PROBLEM
All of the data below should be written out exactly.

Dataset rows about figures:
[start]

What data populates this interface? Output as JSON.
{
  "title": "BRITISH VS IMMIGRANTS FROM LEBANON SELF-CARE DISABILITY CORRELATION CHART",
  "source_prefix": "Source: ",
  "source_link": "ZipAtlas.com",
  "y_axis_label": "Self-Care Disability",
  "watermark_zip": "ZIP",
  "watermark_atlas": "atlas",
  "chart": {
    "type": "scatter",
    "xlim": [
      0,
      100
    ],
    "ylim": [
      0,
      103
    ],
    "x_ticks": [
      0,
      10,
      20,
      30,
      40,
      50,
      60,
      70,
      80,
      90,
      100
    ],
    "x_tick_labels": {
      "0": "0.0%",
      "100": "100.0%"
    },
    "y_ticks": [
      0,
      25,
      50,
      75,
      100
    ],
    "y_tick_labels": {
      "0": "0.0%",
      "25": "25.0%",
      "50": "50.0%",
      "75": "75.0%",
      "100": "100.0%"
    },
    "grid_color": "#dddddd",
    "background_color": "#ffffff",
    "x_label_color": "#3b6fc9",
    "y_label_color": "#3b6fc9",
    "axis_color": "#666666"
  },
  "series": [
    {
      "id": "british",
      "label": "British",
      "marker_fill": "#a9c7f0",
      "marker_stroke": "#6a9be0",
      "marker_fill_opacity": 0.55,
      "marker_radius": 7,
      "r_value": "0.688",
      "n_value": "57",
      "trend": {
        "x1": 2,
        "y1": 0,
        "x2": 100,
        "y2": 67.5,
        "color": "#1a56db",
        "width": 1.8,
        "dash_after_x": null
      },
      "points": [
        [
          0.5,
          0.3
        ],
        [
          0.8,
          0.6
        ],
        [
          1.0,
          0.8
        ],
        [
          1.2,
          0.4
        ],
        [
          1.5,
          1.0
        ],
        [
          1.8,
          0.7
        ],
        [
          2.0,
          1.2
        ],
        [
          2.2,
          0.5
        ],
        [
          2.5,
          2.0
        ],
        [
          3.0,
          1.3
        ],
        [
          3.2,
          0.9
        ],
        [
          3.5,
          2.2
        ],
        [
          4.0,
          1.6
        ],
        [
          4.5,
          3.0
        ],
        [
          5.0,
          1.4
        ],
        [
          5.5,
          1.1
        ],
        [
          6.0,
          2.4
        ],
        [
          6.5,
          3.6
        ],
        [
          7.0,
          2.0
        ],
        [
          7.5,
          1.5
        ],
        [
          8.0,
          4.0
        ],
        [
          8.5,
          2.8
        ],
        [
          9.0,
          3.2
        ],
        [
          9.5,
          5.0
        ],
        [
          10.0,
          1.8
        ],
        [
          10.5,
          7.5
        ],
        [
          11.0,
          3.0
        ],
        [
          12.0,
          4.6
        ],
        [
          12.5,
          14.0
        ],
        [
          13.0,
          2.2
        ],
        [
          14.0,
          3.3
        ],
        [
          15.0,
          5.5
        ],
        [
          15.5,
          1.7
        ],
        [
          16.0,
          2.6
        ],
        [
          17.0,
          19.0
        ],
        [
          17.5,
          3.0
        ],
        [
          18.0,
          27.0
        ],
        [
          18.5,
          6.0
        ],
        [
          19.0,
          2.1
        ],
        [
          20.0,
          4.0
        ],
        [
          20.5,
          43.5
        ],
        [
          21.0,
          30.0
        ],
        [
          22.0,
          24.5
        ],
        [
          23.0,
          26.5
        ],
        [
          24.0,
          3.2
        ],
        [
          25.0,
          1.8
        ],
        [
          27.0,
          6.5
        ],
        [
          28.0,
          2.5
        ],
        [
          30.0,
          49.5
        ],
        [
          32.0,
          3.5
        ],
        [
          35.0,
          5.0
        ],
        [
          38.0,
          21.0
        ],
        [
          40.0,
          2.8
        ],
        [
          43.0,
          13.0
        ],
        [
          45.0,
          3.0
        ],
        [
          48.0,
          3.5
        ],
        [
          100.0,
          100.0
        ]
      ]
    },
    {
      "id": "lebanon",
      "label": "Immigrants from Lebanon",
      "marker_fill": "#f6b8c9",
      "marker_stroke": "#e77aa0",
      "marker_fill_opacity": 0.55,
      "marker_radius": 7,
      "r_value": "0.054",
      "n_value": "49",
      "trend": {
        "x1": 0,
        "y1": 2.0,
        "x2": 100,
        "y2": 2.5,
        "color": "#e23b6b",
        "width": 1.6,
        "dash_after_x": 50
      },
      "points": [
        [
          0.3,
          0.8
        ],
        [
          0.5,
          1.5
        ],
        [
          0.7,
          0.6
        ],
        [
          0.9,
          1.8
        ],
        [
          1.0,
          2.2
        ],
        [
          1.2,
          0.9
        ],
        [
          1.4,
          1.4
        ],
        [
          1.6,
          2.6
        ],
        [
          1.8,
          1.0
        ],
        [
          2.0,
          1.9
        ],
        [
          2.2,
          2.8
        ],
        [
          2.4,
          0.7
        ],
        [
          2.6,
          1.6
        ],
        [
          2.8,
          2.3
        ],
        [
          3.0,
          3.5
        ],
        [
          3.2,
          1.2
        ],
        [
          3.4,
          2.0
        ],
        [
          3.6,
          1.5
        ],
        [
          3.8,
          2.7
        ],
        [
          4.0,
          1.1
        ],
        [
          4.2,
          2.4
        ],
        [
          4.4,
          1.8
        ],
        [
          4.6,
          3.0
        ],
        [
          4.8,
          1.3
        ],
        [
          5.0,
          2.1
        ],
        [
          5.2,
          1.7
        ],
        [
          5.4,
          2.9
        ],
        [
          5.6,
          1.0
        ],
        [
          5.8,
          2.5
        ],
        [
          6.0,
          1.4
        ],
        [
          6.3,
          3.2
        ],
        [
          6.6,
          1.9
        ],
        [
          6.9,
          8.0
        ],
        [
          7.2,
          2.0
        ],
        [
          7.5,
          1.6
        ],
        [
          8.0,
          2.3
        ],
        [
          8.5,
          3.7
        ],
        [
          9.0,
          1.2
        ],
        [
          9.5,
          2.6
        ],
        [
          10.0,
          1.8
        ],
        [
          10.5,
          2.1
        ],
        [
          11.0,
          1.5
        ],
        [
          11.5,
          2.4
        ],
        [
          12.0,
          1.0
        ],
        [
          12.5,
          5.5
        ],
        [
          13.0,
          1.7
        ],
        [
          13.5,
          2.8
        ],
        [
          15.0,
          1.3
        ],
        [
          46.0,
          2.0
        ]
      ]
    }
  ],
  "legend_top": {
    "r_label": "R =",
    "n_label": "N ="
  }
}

[end]

EXERCISE ANSWER
What data populates this interface? Output as JSON.
{
  "title": "BRITISH VS IMMIGRANTS FROM LEBANON SELF-CARE DISABILITY CORRELATION CHART",
  "source_prefix": "Source: ",
  "source_link": "ZipAtlas.com",
  "y_axis_label": "Self-Care Disability",
  "watermark_zip": "ZIP",
  "watermark_atlas": "atlas",
  "chart": {
    "type": "scatter",
    "xlim": [
      0,
      100
    ],
    "ylim": [
      0,
      103
    ],
    "x_ticks": [
      0,
      10,
      20,
      30,
      40,
      50,
      60,
      70,
      80,
      90,
      100
    ],
    "x_tick_labels": {
      "0": "0.0%",
      "100": "100.0%"
    },
    "y_ticks": [
      0,
      25,
      50,
      75,
      100
    ],
    "y_tick_labels": {
      "0": "0.0%",
      "25": "25.0%",
      "50": "50.0%",
      "75": "75.0%",
      "100": "100.0%"
    },
    "grid_color": "#dddddd",
    "background_color": "#ffffff",
    "x_label_color": "#3b6fc9",
    "y_label_color": "#3b6fc9",
    "axis_color": "#666666"
  },
  "series": [
    {
      "id": "british",
      "label": "British",
      "marker_fill": "#a9c7f0",
      "marker_stroke": "#6a9be0",
      "marker_fill_opacity": 0.55,
      "marker_radius": 7,
      "r_value": "0.688",
      "n_value": "57",
      "trend": {
        "x1": 2,
        "y1": 0,
        "x2": 100,
        "y2": 67.5,
        "color": "#1a56db",
        "width": 1.8,
        "dash_after_x": null
      },
      "points": [
        [
          0.5,
          0.3
        ],
        [
          0.8,
          0.6
        ],
        [
          1.0,
          0.8
        ],
        [
          1.2,
          0.4
        ],
        [
          1.5,
          1.0
        ],
        [
          1.8,
          0.7
        ],
        [
          2.0,
          1.2
        ],
        [
          2.2,
          0.5
        ],
        [
          2.5,
          2.0
        ],
        [
          3.0,
          1.3
        ],
        [
          3.2,
          0.9
        ],
        [
          3.5,
          2.2
        ],
        [
          4.0,
          1.6
        ],
        [
          4.5,
          3.0
        ],
        [
          5.0,
          1.4
        ],
        [
          5.5,
          1.1
        ],
        [
          6.0,
          2.4
        ],
        [
          6.5,
          3.6
        ],
        [
          7.0,
          2.0
        ],
        [
          7.5,
          1.5
        ],
        [
          8.0,
          4.0
        ],
        [
          8.5,
          2.8
        ],
        [
          9.0,
          3.2
        ],
        [
          9.5,
          5.0
        ],
        [
          10.0,
          1.8
        ],
        [
          10.5,
          7.5
        ],
        [
          11.0,
          3.0
        ],
        [
          12.0,
          4.6
        ],
        [
          12.5,
          14.0
        ],
        [
          13.0,
          2.2
        ],
        [
          14.0,
          3.3
        ],
        [
          15.0,
          5.5
        ],
        [
          15.5,
          1.7
        ],
        [
          16.0,
          2.6
        ],
        [
          17.0,
          19.0
        ],
        [
          17.5,
          3.0
        ],
        [
          18.0,
          27.0
        ],
        [
          18.5,
          6.0
        ],
        [
          19.0,
          2.1
        ],
        [
          20.0,
          4.0
        ],
        [
          20.5,
          43.5
        ],
        [
          21.0,
          30.0
        ],
        [
          22.0,
          24.5
        ],
        [
          23.0,
          26.5
        ],
        [
          24.0,
          3.2
        ],
        [
          25.0,
          1.8
        ],
        [
          27.0,
          6.5
        ],
        [
          28.0,
          2.5
        ],
        [
          30.0,
          49.5
        ],
        [
          32.0,
          3.5
        ],
        [
          35.0,
          5.0
        ],
        [
          38.0,
          21.0
        ],
        [
          40.0,
          2.8
        ],
        [
          43.0,
          13.0
        ],
        [
          45.0,
          3.0
        ],
        [
          48.0,
          3.5
        ],
        [
          100.0,
          100.0
        ]
      ]
    },
    {
      "id": "lebanon",
      "label": "Immigrants from Lebanon",
      "marker_fill": "#f6b8c9",
      "marker_stroke": "#e77aa0",
      "marker_fill_opacity": 0.55,
      "marker_radius": 7,
      "r_value": "0.054",
      "n_value": "49",
      "trend": {
        "x1": 0,
        "y1": 2.0,
        "x2": 100,
        "y2": 2.5,
        "color": "#e23b6b",
        "width": 1.6,
        "dash_after_x": 50
      },
      "points": [
        [
          0.3,
          0.8
        ],
        [
          0.5,
          1.5
        ],
        [
          0.7,
          0.6
        ],
        [
          0.9,
          1.8
        ],
        [
          1.0,
          2.2
        ],
        [
          1.2,
          0.9
        ],
        [
          1.4,
          1.4
        ],
        [
          1.6,
          2.6
        ],
        [
          1.8,
          1.0
        ],
        [
          2.0,
          1.9
        ],
        [
          2.2,
          2.8
        ],
        [
          2.4,
          0.7
        ],
        [
          2.6,
          1.6
        ],
        [
          2.8,
          2.3
        ],
        [
          3.0,
          3.5
        ],
        [
          3.2,
          1.2
        ],
        [
          3.4,
          2.0
        ],
        [
          3.6,
          1.5
        ],
        [
          3.8,
          2.7
        ],
        [
          4.0,
          1.1
        ],
        [
          4.2,
          2.4
        ],
        [
          4.4,
          1.8
        ],
        [
          4.6,
          3.0
        ],
        [
          4.8,
          1.3
        ],
        [
          5.0,
          2.1
        ],
        [
          5.2,
          1.7
        ],
        [
          5.4,
          2.9
        ],
        [
          5.6,
          1.0
        ],
        [
          5.8,
          2.5
        ],
        [
          6.0,
          1.4
        ],
        [
          6.3,
          3.2
        ],
        [
          6.6,
          1.9
        ],
        [
          6.9,
          8.0
        ],
        [
          7.2,
          2.0
        ],
        [
          7.5,
          1.6
        ],
        [
          8.0,
          2.3
        ],
        [
          8.5,
          3.7
        ],
        [
          9.0,
          1.2
        ],
        [
          9.5,
          2.6
        ],
        [
          10.0,
          1.8
        ],
        [
          10.5,
          2.1
        ],
        [
          11.0,
          1.5
        ],
        [
          11.5,
          2.4
        ],
        [
          12.0,
          1.0
        ],
        [
          12.5,
          5.5
        ],
        [
          13.0,
          1.7
        ],
        [
          13.5,
          2.8
        ],
        [
          15.0,
          1.3
        ],
        [
          46.0,
          2.0
        ]
      ]
    }
  ],
  "legend_top": {
    "r_label": "R =",
    "n_label": "N ="
  }
}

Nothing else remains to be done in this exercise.